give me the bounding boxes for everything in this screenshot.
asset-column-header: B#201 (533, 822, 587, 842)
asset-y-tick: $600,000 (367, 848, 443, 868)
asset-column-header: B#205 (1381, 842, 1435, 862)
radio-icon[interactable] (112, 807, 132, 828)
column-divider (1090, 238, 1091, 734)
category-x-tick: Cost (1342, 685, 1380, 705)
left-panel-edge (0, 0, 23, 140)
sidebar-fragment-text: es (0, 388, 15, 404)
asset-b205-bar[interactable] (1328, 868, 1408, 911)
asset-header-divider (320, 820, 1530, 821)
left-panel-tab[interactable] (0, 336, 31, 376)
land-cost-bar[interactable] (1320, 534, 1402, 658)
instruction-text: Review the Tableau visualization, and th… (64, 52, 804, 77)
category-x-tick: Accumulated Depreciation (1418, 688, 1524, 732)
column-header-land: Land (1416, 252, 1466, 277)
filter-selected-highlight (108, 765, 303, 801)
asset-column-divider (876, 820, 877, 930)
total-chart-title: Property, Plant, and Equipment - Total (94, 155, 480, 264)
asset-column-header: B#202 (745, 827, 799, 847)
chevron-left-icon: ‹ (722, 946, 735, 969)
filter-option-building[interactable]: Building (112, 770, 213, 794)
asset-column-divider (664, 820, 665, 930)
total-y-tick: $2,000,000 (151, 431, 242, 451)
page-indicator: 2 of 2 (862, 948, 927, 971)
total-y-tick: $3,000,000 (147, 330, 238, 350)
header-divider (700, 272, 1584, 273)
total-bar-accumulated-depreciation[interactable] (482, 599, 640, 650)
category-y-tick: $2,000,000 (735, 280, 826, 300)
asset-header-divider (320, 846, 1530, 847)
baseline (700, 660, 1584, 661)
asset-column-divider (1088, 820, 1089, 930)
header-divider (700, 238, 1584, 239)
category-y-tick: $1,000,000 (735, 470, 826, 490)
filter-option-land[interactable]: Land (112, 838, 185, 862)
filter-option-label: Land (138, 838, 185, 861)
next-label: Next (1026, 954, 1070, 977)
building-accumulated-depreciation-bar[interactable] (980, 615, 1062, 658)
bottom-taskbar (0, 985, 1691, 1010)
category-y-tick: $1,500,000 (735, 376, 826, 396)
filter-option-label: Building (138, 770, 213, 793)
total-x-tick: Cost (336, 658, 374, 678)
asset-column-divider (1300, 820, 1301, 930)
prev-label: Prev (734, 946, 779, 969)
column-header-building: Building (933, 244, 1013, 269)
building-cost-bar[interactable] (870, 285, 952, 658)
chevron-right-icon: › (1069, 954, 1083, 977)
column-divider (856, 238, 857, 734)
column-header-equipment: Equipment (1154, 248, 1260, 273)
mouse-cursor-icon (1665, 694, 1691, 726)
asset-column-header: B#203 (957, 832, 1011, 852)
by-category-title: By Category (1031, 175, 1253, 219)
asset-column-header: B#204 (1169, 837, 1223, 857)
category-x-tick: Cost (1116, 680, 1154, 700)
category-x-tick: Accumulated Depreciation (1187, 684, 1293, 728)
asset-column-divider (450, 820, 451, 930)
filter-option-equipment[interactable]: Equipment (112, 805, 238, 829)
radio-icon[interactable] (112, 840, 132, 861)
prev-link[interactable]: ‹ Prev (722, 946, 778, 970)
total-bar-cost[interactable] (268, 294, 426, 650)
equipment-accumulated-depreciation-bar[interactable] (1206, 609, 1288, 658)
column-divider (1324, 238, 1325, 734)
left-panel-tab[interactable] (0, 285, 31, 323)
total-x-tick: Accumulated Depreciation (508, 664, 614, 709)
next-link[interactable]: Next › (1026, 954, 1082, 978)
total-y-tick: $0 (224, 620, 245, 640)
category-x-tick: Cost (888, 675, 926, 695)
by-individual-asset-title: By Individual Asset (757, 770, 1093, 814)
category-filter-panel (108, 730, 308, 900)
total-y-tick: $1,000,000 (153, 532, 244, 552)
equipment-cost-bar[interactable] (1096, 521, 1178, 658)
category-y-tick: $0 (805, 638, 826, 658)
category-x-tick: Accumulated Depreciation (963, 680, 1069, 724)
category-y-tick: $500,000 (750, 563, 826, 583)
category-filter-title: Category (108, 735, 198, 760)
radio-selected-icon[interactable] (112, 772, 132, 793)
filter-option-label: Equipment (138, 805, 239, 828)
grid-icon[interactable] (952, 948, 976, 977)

= = =

(Exercise prompt): Which of the items above contain the string "left"? Filter them out and copy each matching line in full, counting a match only when the case is the same.

(Answer):
left-panel-edge (0, 0, 23, 140)
left-panel-tab[interactable] (0, 336, 31, 376)
chevron-left-icon: ‹ (722, 946, 735, 969)
left-panel-tab[interactable] (0, 285, 31, 323)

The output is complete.